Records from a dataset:
☆ ☆ ☆
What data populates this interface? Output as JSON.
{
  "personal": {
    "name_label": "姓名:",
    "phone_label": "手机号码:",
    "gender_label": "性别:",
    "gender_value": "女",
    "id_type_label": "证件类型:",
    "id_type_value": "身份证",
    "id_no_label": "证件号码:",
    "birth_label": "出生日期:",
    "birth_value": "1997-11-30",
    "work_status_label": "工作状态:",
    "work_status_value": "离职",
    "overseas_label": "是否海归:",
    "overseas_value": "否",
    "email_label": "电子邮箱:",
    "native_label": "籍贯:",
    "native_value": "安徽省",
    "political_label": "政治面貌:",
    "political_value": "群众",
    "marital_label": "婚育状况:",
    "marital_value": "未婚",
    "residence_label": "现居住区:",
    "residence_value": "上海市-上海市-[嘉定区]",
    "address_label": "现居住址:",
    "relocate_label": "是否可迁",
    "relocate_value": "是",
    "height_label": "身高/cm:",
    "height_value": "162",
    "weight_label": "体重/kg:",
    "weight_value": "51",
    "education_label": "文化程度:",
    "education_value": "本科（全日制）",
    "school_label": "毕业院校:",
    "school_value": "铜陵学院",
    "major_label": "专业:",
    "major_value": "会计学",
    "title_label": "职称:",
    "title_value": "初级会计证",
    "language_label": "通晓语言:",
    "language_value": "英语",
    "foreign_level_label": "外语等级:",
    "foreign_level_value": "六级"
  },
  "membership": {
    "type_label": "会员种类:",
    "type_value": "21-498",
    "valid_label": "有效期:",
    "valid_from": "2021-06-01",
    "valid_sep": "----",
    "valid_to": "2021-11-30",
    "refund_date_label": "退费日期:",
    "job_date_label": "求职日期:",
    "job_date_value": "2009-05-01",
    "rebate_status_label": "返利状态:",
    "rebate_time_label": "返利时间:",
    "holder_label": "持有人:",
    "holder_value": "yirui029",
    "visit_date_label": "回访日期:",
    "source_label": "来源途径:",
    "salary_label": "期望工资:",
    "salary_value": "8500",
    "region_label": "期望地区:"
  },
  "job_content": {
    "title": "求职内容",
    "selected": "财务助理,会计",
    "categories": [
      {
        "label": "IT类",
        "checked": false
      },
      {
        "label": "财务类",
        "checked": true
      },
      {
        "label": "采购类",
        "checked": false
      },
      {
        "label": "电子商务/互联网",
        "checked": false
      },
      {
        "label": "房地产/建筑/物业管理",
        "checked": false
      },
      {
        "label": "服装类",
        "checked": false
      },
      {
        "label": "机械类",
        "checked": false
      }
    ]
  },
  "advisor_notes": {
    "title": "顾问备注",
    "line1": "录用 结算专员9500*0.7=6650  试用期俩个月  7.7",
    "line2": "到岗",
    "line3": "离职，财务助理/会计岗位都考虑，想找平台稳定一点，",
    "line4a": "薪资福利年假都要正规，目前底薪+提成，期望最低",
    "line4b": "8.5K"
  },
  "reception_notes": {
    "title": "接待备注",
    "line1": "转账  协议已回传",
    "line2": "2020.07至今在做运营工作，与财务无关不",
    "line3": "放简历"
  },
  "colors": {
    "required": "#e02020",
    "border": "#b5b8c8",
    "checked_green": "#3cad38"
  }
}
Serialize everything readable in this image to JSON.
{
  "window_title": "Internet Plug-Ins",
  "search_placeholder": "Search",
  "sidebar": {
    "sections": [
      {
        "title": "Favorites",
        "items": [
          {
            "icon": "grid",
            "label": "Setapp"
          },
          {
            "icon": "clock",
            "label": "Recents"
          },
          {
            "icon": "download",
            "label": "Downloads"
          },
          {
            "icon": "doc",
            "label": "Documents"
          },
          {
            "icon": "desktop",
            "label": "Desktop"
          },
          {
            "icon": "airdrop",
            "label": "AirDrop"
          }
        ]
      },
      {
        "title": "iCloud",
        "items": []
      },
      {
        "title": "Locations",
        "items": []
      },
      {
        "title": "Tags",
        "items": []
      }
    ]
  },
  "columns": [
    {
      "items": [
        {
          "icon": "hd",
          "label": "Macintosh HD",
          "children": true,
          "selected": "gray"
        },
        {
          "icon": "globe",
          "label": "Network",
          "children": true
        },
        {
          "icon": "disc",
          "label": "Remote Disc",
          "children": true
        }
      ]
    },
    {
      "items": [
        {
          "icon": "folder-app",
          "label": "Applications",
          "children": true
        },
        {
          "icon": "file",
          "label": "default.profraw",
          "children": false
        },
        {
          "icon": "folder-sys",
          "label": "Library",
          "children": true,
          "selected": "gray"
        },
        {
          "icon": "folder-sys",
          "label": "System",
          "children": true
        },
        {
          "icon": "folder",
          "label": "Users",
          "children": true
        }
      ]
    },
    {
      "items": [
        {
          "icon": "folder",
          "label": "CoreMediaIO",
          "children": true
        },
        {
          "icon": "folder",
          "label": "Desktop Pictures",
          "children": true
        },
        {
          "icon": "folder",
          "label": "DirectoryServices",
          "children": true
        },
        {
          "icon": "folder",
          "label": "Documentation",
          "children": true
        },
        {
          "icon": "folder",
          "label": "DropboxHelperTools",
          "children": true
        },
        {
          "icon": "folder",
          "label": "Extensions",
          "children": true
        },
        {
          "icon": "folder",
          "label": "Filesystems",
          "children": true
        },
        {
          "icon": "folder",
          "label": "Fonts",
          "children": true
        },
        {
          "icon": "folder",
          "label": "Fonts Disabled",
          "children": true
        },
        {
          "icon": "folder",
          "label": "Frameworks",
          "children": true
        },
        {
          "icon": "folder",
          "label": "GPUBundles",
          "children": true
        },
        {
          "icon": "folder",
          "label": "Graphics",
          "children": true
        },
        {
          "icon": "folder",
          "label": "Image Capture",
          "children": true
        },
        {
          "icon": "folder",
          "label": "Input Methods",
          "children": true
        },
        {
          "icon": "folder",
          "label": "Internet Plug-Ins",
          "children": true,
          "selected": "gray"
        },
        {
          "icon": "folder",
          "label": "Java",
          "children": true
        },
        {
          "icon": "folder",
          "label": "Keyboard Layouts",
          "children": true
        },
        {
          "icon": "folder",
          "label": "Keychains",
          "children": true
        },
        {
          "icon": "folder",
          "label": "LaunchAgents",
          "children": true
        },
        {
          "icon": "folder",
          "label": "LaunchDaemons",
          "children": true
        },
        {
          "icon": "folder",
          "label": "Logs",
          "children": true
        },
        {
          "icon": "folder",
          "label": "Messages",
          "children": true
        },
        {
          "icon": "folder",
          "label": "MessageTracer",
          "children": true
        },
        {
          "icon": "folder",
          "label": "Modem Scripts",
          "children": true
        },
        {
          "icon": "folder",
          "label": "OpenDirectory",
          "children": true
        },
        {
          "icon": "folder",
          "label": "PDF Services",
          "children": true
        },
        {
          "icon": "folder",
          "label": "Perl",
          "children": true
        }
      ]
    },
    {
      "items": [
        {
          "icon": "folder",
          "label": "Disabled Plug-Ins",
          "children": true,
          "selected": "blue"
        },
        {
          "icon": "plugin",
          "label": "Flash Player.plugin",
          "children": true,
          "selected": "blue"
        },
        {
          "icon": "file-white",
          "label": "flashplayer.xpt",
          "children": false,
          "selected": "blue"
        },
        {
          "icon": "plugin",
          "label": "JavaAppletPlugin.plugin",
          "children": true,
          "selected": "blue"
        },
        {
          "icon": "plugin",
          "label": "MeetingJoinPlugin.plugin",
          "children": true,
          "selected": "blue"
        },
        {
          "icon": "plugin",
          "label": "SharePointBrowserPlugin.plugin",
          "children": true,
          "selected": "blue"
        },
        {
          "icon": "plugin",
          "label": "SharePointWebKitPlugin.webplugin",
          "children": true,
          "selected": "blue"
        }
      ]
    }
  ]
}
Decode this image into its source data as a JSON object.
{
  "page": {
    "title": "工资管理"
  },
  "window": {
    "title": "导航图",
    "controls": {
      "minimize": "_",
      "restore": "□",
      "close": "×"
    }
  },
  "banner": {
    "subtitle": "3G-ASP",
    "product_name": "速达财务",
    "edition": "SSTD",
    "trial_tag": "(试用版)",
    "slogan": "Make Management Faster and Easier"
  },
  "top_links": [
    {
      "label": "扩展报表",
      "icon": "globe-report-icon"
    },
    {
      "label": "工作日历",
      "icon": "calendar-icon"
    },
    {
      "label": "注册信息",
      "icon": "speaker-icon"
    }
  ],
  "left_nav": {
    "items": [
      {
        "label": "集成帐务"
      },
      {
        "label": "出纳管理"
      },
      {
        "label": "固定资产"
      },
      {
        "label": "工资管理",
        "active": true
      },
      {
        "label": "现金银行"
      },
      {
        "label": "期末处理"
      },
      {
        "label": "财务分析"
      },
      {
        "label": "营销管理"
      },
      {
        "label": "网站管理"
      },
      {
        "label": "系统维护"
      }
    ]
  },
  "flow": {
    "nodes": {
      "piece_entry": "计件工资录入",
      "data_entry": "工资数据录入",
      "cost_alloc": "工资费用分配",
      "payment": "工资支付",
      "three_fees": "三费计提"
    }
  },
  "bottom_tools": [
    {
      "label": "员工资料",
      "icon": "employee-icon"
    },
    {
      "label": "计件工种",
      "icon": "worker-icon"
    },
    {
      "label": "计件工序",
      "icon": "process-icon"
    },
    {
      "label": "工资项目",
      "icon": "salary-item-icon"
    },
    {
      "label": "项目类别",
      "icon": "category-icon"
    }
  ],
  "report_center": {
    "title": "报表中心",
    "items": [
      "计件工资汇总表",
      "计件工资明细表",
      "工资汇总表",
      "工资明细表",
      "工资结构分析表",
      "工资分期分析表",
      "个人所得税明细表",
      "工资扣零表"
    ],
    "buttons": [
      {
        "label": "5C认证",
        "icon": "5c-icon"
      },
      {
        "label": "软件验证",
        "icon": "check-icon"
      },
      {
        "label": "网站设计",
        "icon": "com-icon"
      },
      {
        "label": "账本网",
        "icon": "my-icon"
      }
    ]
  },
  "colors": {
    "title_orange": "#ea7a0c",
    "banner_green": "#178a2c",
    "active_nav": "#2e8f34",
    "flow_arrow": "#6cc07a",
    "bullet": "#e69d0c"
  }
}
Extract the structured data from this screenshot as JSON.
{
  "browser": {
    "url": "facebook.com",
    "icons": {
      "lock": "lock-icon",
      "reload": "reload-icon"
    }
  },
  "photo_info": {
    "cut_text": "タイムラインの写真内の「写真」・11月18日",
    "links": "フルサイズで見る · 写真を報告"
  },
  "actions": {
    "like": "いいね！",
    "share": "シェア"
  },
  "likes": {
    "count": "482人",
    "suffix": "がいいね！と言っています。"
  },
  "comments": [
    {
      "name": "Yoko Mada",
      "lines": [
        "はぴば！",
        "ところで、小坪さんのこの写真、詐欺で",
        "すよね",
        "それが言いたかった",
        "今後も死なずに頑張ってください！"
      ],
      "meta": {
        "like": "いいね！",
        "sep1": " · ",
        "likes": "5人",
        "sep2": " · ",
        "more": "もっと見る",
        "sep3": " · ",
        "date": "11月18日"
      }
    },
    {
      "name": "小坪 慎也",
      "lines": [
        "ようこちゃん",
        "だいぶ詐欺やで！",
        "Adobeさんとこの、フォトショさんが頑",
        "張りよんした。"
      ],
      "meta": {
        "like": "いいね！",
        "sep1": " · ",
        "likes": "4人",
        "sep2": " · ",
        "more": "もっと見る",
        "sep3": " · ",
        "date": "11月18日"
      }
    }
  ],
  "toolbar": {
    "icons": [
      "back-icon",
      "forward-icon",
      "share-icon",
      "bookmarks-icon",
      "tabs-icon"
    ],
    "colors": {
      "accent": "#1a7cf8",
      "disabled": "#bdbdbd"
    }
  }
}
☆ ☆ ☆
* **PROBLEM DETAILS**:
In the listing, find every line containing the word "Internet" and list it.

* **OUTPUT OF THE EXERCISE**:
  "window_title": "Internet Plug-Ins",
          "label": "Internet Plug-Ins",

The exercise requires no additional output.